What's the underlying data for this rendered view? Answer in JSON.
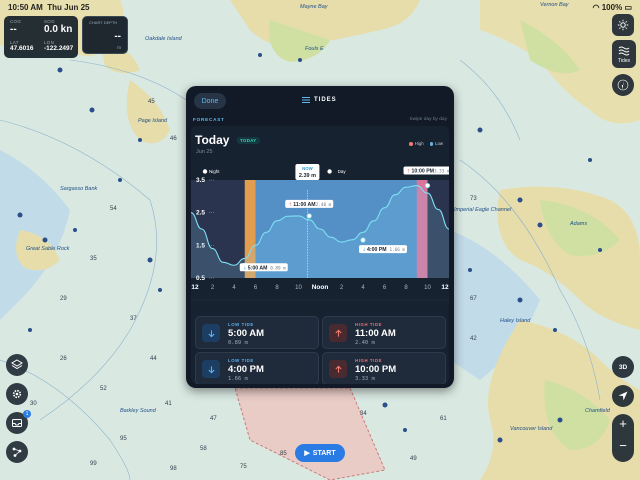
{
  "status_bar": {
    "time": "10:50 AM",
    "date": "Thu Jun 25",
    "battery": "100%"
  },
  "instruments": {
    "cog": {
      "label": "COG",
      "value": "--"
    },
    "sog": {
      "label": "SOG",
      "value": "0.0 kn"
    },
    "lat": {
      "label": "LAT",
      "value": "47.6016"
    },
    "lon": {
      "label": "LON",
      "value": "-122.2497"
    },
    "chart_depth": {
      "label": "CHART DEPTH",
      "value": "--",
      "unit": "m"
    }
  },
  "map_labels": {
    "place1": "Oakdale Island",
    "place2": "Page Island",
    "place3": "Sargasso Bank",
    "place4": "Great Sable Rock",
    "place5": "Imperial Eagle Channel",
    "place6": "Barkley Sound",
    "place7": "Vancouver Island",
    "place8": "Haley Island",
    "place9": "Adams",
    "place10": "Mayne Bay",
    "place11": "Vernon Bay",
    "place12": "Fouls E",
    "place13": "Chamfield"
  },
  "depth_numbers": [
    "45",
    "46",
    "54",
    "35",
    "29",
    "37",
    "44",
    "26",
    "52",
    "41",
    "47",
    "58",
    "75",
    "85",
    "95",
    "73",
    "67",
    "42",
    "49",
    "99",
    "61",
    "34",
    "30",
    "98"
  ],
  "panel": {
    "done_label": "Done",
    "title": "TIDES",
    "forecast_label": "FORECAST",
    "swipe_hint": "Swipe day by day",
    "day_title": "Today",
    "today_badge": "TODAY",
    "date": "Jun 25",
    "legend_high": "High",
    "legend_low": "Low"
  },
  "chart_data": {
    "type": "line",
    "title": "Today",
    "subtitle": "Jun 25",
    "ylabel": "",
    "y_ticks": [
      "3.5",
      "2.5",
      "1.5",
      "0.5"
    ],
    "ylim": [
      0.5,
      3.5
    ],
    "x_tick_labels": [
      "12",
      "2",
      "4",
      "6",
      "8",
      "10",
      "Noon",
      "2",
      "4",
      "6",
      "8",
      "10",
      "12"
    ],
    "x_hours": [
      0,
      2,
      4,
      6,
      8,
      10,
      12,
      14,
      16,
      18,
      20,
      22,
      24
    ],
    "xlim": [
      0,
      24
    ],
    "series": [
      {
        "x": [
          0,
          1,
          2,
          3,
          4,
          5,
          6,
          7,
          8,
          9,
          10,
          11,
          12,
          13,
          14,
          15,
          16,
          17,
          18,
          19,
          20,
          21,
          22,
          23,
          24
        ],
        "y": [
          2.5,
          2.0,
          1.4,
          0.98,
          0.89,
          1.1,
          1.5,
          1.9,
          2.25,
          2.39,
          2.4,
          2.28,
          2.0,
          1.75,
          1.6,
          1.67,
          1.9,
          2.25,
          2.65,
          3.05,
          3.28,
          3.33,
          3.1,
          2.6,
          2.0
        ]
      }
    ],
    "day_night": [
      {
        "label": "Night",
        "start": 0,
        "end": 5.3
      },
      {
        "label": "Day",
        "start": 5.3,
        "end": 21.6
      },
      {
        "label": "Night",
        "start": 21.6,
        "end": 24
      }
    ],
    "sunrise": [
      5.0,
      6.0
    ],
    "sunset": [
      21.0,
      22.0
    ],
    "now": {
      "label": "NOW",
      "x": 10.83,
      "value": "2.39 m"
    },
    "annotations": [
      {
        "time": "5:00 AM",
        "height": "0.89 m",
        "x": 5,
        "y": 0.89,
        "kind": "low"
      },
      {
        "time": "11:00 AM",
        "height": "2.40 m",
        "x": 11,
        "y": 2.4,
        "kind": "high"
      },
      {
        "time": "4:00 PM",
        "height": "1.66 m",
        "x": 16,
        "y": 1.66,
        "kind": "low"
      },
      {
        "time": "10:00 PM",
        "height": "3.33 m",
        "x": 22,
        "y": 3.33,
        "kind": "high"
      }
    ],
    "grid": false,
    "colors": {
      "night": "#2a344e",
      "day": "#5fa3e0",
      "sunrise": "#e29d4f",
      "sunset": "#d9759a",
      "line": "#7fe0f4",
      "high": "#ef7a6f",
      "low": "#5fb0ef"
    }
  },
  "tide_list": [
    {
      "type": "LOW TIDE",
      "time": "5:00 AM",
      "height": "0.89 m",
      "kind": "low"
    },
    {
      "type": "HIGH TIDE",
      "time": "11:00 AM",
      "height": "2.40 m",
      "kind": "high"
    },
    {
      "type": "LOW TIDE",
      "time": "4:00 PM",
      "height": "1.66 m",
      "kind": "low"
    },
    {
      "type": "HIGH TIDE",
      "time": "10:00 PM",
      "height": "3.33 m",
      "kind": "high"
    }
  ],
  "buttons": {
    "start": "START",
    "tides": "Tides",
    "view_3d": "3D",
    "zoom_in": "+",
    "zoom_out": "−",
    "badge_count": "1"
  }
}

***

■ Written exercise:
From the listing above, print every entry precisely and drop the pictures.

■ Problem solution:
What's the underlying data for this rendered view? Answer in JSON.
{
  "status_bar": {
    "time": "10:50 AM",
    "date": "Thu Jun 25",
    "battery": "100%"
  },
  "instruments": {
    "cog": {
      "label": "COG",
      "value": "--"
    },
    "sog": {
      "label": "SOG",
      "value": "0.0 kn"
    },
    "lat": {
      "label": "LAT",
      "value": "47.6016"
    },
    "lon": {
      "label": "LON",
      "value": "-122.2497"
    },
    "chart_depth": {
      "label": "CHART DEPTH",
      "value": "--",
      "unit": "m"
    }
  },
  "map_labels": {
    "place1": "Oakdale Island",
    "place2": "Page Island",
    "place3": "Sargasso Bank",
    "place4": "Great Sable Rock",
    "place5": "Imperial Eagle Channel",
    "place6": "Barkley Sound",
    "place7": "Vancouver Island",
    "place8": "Haley Island",
    "place9": "Adams",
    "place10": "Mayne Bay",
    "place11": "Vernon Bay",
    "place12": "Fouls E",
    "place13": "Chamfield"
  },
  "depth_numbers": [
    "45",
    "46",
    "54",
    "35",
    "29",
    "37",
    "44",
    "26",
    "52",
    "41",
    "47",
    "58",
    "75",
    "85",
    "95",
    "73",
    "67",
    "42",
    "49",
    "99",
    "61",
    "34",
    "30",
    "98"
  ],
  "panel": {
    "done_label": "Done",
    "title": "TIDES",
    "forecast_label": "FORECAST",
    "swipe_hint": "Swipe day by day",
    "day_title": "Today",
    "today_badge": "TODAY",
    "date": "Jun 25",
    "legend_high": "High",
    "legend_low": "Low"
  },
  "chart_data": {
    "type": "line",
    "title": "Today",
    "subtitle": "Jun 25",
    "ylabel": "",
    "y_ticks": [
      "3.5",
      "2.5",
      "1.5",
      "0.5"
    ],
    "ylim": [
      0.5,
      3.5
    ],
    "x_tick_labels": [
      "12",
      "2",
      "4",
      "6",
      "8",
      "10",
      "Noon",
      "2",
      "4",
      "6",
      "8",
      "10",
      "12"
    ],
    "x_hours": [
      0,
      2,
      4,
      6,
      8,
      10,
      12,
      14,
      16,
      18,
      20,
      22,
      24
    ],
    "xlim": [
      0,
      24
    ],
    "series": [
      {
        "x": [
          0,
          1,
          2,
          3,
          4,
          5,
          6,
          7,
          8,
          9,
          10,
          11,
          12,
          13,
          14,
          15,
          16,
          17,
          18,
          19,
          20,
          21,
          22,
          23,
          24
        ],
        "y": [
          2.5,
          2.0,
          1.4,
          0.98,
          0.89,
          1.1,
          1.5,
          1.9,
          2.25,
          2.39,
          2.4,
          2.28,
          2.0,
          1.75,
          1.6,
          1.67,
          1.9,
          2.25,
          2.65,
          3.05,
          3.28,
          3.33,
          3.1,
          2.6,
          2.0
        ]
      }
    ],
    "day_night": [
      {
        "label": "Night",
        "start": 0,
        "end": 5.3
      },
      {
        "label": "Day",
        "start": 5.3,
        "end": 21.6
      },
      {
        "label": "Night",
        "start": 21.6,
        "end": 24
      }
    ],
    "sunrise": [
      5.0,
      6.0
    ],
    "sunset": [
      21.0,
      22.0
    ],
    "now": {
      "label": "NOW",
      "x": 10.83,
      "value": "2.39 m"
    },
    "annotations": [
      {
        "time": "5:00 AM",
        "height": "0.89 m",
        "x": 5,
        "y": 0.89,
        "kind": "low"
      },
      {
        "time": "11:00 AM",
        "height": "2.40 m",
        "x": 11,
        "y": 2.4,
        "kind": "high"
      },
      {
        "time": "4:00 PM",
        "height": "1.66 m",
        "x": 16,
        "y": 1.66,
        "kind": "low"
      },
      {
        "time": "10:00 PM",
        "height": "3.33 m",
        "x": 22,
        "y": 3.33,
        "kind": "high"
      }
    ],
    "grid": false,
    "colors": {
      "night": "#2a344e",
      "day": "#5fa3e0",
      "sunrise": "#e29d4f",
      "sunset": "#d9759a",
      "line": "#7fe0f4",
      "high": "#ef7a6f",
      "low": "#5fb0ef"
    }
  },
  "tide_list": [
    {
      "type": "LOW TIDE",
      "time": "5:00 AM",
      "height": "0.89 m",
      "kind": "low"
    },
    {
      "type": "HIGH TIDE",
      "time": "11:00 AM",
      "height": "2.40 m",
      "kind": "high"
    },
    {
      "type": "LOW TIDE",
      "time": "4:00 PM",
      "height": "1.66 m",
      "kind": "low"
    },
    {
      "type": "HIGH TIDE",
      "time": "10:00 PM",
      "height": "3.33 m",
      "kind": "high"
    }
  ],
  "buttons": {
    "start": "START",
    "tides": "Tides",
    "view_3d": "3D",
    "zoom_in": "+",
    "zoom_out": "−",
    "badge_count": "1"
  }
}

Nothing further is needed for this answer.